» **Task details**
A faithful transcription of all the data is required.

Dataset entries:

>> begin

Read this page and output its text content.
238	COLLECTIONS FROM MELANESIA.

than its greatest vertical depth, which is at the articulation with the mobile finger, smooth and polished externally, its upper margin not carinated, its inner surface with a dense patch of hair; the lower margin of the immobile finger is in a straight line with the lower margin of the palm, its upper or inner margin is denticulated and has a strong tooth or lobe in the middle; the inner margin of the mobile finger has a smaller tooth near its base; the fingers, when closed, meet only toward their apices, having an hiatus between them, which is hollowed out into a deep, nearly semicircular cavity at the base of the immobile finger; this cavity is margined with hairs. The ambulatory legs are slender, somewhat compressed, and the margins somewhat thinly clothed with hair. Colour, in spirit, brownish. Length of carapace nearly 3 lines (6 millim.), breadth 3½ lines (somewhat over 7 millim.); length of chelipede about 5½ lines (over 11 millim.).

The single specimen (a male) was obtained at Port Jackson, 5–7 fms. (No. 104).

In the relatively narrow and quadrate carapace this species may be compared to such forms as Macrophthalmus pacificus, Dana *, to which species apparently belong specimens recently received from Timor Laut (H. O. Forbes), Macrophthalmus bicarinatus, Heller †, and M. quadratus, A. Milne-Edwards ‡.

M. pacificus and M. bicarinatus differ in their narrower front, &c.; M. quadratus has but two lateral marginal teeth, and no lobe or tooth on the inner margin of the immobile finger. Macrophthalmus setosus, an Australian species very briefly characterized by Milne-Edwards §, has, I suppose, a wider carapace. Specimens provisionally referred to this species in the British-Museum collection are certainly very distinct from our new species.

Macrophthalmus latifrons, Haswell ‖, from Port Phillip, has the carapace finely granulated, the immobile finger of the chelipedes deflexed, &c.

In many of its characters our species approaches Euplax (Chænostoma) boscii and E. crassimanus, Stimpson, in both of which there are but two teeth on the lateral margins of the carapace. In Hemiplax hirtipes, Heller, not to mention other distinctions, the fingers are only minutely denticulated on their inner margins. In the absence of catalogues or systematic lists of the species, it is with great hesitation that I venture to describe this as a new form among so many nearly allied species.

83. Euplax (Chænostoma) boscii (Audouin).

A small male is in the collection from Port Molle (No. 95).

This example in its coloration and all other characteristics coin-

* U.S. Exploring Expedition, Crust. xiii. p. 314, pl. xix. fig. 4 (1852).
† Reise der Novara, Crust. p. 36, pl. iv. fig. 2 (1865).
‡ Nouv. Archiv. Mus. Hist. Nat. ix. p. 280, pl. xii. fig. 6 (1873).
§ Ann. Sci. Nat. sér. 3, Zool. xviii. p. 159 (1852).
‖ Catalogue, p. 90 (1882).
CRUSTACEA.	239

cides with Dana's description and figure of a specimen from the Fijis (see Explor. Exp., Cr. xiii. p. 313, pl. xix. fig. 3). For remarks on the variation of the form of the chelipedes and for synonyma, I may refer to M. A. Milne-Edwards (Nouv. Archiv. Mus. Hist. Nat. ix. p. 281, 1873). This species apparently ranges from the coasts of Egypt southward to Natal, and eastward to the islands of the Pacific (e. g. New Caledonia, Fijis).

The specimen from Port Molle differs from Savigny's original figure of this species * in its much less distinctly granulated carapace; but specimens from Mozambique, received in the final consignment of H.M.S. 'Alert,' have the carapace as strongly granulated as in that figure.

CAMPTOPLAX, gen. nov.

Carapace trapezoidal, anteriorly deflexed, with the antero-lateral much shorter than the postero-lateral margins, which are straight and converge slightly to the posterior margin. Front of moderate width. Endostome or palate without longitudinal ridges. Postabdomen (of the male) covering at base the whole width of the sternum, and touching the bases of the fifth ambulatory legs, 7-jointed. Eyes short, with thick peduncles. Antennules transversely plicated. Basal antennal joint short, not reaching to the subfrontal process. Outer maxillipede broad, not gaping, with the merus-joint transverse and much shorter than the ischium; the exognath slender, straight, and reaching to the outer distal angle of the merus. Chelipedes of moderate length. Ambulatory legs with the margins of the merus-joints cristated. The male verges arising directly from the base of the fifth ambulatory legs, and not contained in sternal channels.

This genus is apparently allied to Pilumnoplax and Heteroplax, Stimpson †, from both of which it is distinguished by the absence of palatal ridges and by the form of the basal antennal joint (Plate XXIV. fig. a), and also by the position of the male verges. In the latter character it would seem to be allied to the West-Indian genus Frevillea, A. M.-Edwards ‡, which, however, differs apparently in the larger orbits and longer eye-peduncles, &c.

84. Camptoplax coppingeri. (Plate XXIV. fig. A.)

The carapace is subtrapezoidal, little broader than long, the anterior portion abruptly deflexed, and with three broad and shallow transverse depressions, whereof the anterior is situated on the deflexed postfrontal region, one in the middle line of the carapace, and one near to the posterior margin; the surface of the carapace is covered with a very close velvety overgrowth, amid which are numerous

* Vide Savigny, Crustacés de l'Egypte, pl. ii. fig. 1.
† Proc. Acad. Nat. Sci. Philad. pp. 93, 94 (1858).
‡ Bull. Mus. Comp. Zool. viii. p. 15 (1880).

>> end

» **Output below**
Read this page and output its text content.
238	COLLECTIONS FROM MELANESIA.

than its greatest vertical depth, which is at the articulation with the mobile finger, smooth and polished externally, its upper margin not carinated, its inner surface with a dense patch of hair; the lower margin of the immobile finger is in a straight line with the lower margin of the palm, its upper or inner margin is denticulated and has a strong tooth or lobe in the middle; the inner margin of the mobile finger has a smaller tooth near its base; the fingers, when closed, meet only toward their apices, having an hiatus between them, which is hollowed out into a deep, nearly semicircular cavity at the base of the immobile finger; this cavity is margined with hairs. The ambulatory legs are slender, somewhat compressed, and the margins somewhat thinly clothed with hair. Colour, in spirit, brownish. Length of carapace nearly 3 lines (6 millim.), breadth 3½ lines (somewhat over 7 millim.); length of chelipede about 5½ lines (over 11 millim.).

The single specimen (a male) was obtained at Port Jackson, 5–7 fms. (No. 104).

In the relatively narrow and quadrate carapace this species may be compared to such forms as Macrophthalmus pacificus, Dana *, to which species apparently belong specimens recently received from Timor Laut (H. O. Forbes), Macrophthalmus bicarinatus, Heller †, and M. quadratus, A. Milne-Edwards ‡.

M. pacificus and M. bicarinatus differ in their narrower front, &c.; M. quadratus has but two lateral marginal teeth, and no lobe or tooth on the inner margin of the immobile finger. Macrophthalmus setosus, an Australian species very briefly characterized by Milne-Edwards §, has, I suppose, a wider carapace. Specimens provisionally referred to this species in the British-Museum collection are certainly very distinct from our new species.

Macrophthalmus latifrons, Haswell ‖, from Port Phillip, has the carapace finely granulated, the immobile finger of the chelipedes deflexed, &c.

In many of its characters our species approaches Euplax (Chænostoma) boscii and E. crassimanus, Stimpson, in both of which there are but two teeth on the lateral margins of the carapace. In Hemiplax hirtipes, Heller, not to mention other distinctions, the fingers are only minutely denticulated on their inner margins. In the absence of catalogues or systematic lists of the species, it is with great hesitation that I venture to describe this as a new form among so many nearly allied species.

83. Euplax (Chænostoma) boscii (Audouin).

A small male is in the collection from Port Molle (No. 95).

This example in its coloration and all other characteristics coin-

* U.S. Exploring Expedition, Crust. xiii. p. 314, pl. xix. fig. 4 (1852).
† Reise der Novara, Crust. p. 36, pl. iv. fig. 2 (1865).
‡ Nouv. Archiv. Mus. Hist. Nat. ix. p. 280, pl. xii. fig. 6 (1873).
§ Ann. Sci. Nat. sér. 3, Zool. xviii. p. 159 (1852).
‖ Catalogue, p. 90 (1882).
CRUSTACEA.	239

cides with Dana's description and figure of a specimen from the Fijis (see Explor. Exp., Cr. xiii. p. 313, pl. xix. fig. 3). For remarks on the variation of the form of the chelipedes and for synonyma, I may refer to M. A. Milne-Edwards (Nouv. Archiv. Mus. Hist. Nat. ix. p. 281, 1873). This species apparently ranges from the coasts of Egypt southward to Natal, and eastward to the islands of the Pacific (e. g. New Caledonia, Fijis).

The specimen from Port Molle differs from Savigny's original figure of this species * in its much less distinctly granulated carapace; but specimens from Mozambique, received in the final consignment of H.M.S. 'Alert,' have the carapace as strongly granulated as in that figure.

CAMPTOPLAX, gen. nov.

Carapace trapezoidal, anteriorly deflexed, with the antero-lateral much shorter than the postero-lateral margins, which are straight and converge slightly to the posterior margin. Front of moderate width. Endostome or palate without longitudinal ridges. Postabdomen (of the male) covering at base the whole width of the sternum, and touching the bases of the fifth ambulatory legs, 7-jointed. Eyes short, with thick peduncles. Antennules transversely plicated. Basal antennal joint short, not reaching to the subfrontal process. Outer maxillipede broad, not gaping, with the merus-joint transverse and much shorter than the ischium; the exognath slender, straight, and reaching to the outer distal angle of the merus. Chelipedes of moderate length. Ambulatory legs with the margins of the merus-joints cristated. The male verges arising directly from the base of the fifth ambulatory legs, and not contained in sternal channels.

This genus is apparently allied to Pilumnoplax and Heteroplax, Stimpson †, from both of which it is distinguished by the absence of palatal ridges and by the form of the basal antennal joint (Plate XXIV. fig. a), and also by the position of the male verges. In the latter character it would seem to be allied to the West-Indian genus Frevillea, A. M.-Edwards ‡, which, however, differs apparently in the larger orbits and longer eye-peduncles, &c.

84. Camptoplax coppingeri. (Plate XXIV. fig. A.)

The carapace is subtrapezoidal, little broader than long, the anterior portion abruptly deflexed, and with three broad and shallow transverse depressions, whereof the anterior is situated on the deflexed postfrontal region, one in the middle line of the carapace, and one near to the posterior margin; the surface of the carapace is covered with a very close velvety overgrowth, amid which are numerous

* Vide Savigny, Crustacés de l'Egypte, pl. ii. fig. 1.
† Proc. Acad. Nat. Sci. Philad. pp. 93, 94 (1858).
‡ Bull. Mus. Comp. Zool. viii. p. 15 (1880).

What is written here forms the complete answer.